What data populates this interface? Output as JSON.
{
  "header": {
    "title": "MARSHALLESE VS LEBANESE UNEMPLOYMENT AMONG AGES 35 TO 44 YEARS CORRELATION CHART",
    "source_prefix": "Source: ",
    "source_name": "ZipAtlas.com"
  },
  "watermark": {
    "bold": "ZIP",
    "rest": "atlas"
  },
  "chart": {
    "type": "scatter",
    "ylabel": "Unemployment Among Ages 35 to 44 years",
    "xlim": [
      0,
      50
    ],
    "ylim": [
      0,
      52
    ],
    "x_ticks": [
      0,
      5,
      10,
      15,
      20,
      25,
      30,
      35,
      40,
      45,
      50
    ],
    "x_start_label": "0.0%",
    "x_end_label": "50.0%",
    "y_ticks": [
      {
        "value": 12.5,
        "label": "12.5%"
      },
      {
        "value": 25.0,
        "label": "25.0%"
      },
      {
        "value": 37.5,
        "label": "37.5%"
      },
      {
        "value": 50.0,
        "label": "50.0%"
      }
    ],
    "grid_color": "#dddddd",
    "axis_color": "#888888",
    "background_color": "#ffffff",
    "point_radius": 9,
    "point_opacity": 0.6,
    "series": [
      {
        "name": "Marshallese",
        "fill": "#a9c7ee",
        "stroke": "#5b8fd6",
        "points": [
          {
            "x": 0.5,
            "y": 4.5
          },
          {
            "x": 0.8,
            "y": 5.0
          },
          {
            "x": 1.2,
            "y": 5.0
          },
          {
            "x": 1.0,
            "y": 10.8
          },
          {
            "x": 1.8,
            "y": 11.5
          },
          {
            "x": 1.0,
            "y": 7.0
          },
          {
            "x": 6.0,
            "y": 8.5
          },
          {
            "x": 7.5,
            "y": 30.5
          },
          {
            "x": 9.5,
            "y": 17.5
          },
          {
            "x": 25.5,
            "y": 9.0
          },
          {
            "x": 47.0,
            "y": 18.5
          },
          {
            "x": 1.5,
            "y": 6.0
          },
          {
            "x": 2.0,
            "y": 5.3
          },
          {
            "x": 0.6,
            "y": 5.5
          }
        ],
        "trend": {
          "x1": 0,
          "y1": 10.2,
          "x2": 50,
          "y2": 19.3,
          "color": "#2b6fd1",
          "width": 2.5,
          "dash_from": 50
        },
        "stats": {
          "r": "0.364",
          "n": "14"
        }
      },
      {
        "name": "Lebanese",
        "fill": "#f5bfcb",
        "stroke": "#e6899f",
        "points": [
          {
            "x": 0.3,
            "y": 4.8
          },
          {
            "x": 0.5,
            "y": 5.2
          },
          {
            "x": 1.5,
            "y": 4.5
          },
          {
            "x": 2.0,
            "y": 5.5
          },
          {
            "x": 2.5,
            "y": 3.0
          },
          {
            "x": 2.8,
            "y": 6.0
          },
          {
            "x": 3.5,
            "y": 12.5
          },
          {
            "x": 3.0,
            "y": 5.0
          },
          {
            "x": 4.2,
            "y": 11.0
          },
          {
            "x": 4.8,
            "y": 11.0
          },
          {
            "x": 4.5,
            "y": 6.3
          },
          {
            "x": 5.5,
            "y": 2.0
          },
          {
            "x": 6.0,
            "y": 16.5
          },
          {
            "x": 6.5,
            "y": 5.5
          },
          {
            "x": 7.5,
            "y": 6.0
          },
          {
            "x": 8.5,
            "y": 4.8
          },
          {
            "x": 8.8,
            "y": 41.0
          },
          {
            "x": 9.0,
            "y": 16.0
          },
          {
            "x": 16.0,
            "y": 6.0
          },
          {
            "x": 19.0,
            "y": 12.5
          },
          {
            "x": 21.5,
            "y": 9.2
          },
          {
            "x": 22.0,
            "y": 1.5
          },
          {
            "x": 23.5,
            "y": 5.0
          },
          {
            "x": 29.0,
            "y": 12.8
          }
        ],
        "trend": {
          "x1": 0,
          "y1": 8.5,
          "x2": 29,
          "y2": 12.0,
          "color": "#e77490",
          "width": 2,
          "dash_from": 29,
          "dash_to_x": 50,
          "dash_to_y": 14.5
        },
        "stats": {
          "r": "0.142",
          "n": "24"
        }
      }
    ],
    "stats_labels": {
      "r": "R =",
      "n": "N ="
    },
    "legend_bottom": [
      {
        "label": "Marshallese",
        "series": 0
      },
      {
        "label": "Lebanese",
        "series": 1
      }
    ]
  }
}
━━━━━━
EXERCISE INSTRUCTIONS:
In this exercise, repeat all entries exactly.

EXERCISE OUTPUT:
What data populates this interface? Output as JSON.
{
  "header": {
    "title": "MARSHALLESE VS LEBANESE UNEMPLOYMENT AMONG AGES 35 TO 44 YEARS CORRELATION CHART",
    "source_prefix": "Source: ",
    "source_name": "ZipAtlas.com"
  },
  "watermark": {
    "bold": "ZIP",
    "rest": "atlas"
  },
  "chart": {
    "type": "scatter",
    "ylabel": "Unemployment Among Ages 35 to 44 years",
    "xlim": [
      0,
      50
    ],
    "ylim": [
      0,
      52
    ],
    "x_ticks": [
      0,
      5,
      10,
      15,
      20,
      25,
      30,
      35,
      40,
      45,
      50
    ],
    "x_start_label": "0.0%",
    "x_end_label": "50.0%",
    "y_ticks": [
      {
        "value": 12.5,
        "label": "12.5%"
      },
      {
        "value": 25.0,
        "label": "25.0%"
      },
      {
        "value": 37.5,
        "label": "37.5%"
      },
      {
        "value": 50.0,
        "label": "50.0%"
      }
    ],
    "grid_color": "#dddddd",
    "axis_color": "#888888",
    "background_color": "#ffffff",
    "point_radius": 9,
    "point_opacity": 0.6,
    "series": [
      {
        "name": "Marshallese",
        "fill": "#a9c7ee",
        "stroke": "#5b8fd6",
        "points": [
          {
            "x": 0.5,
            "y": 4.5
          },
          {
            "x": 0.8,
            "y": 5.0
          },
          {
            "x": 1.2,
            "y": 5.0
          },
          {
            "x": 1.0,
            "y": 10.8
          },
          {
            "x": 1.8,
            "y": 11.5
          },
          {
            "x": 1.0,
            "y": 7.0
          },
          {
            "x": 6.0,
            "y": 8.5
          },
          {
            "x": 7.5,
            "y": 30.5
          },
          {
            "x": 9.5,
            "y": 17.5
          },
          {
            "x": 25.5,
            "y": 9.0
          },
          {
            "x": 47.0,
            "y": 18.5
          },
          {
            "x": 1.5,
            "y": 6.0
          },
          {
            "x": 2.0,
            "y": 5.3
          },
          {
            "x": 0.6,
            "y": 5.5
          }
        ],
        "trend": {
          "x1": 0,
          "y1": 10.2,
          "x2": 50,
          "y2": 19.3,
          "color": "#2b6fd1",
          "width": 2.5,
          "dash_from": 50
        },
        "stats": {
          "r": "0.364",
          "n": "14"
        }
      },
      {
        "name": "Lebanese",
        "fill": "#f5bfcb",
        "stroke": "#e6899f",
        "points": [
          {
            "x": 0.3,
            "y": 4.8
          },
          {
            "x": 0.5,
            "y": 5.2
          },
          {
            "x": 1.5,
            "y": 4.5
          },
          {
            "x": 2.0,
            "y": 5.5
          },
          {
            "x": 2.5,
            "y": 3.0
          },
          {
            "x": 2.8,
            "y": 6.0
          },
          {
            "x": 3.5,
            "y": 12.5
          },
          {
            "x": 3.0,
            "y": 5.0
          },
          {
            "x": 4.2,
            "y": 11.0
          },
          {
            "x": 4.8,
            "y": 11.0
          },
          {
            "x": 4.5,
            "y": 6.3
          },
          {
            "x": 5.5,
            "y": 2.0
          },
          {
            "x": 6.0,
            "y": 16.5
          },
          {
            "x": 6.5,
            "y": 5.5
          },
          {
            "x": 7.5,
            "y": 6.0
          },
          {
            "x": 8.5,
            "y": 4.8
          },
          {
            "x": 8.8,
            "y": 41.0
          },
          {
            "x": 9.0,
            "y": 16.0
          },
          {
            "x": 16.0,
            "y": 6.0
          },
          {
            "x": 19.0,
            "y": 12.5
          },
          {
            "x": 21.5,
            "y": 9.2
          },
          {
            "x": 22.0,
            "y": 1.5
          },
          {
            "x": 23.5,
            "y": 5.0
          },
          {
            "x": 29.0,
            "y": 12.8
          }
        ],
        "trend": {
          "x1": 0,
          "y1": 8.5,
          "x2": 29,
          "y2": 12.0,
          "color": "#e77490",
          "width": 2,
          "dash_from": 29,
          "dash_to_x": 50,
          "dash_to_y": 14.5
        },
        "stats": {
          "r": "0.142",
          "n": "24"
        }
      }
    ],
    "stats_labels": {
      "r": "R =",
      "n": "N ="
    },
    "legend_bottom": [
      {
        "label": "Marshallese",
        "series": 0
      },
      {
        "label": "Lebanese",
        "series": 1
      }
    ]
  }
}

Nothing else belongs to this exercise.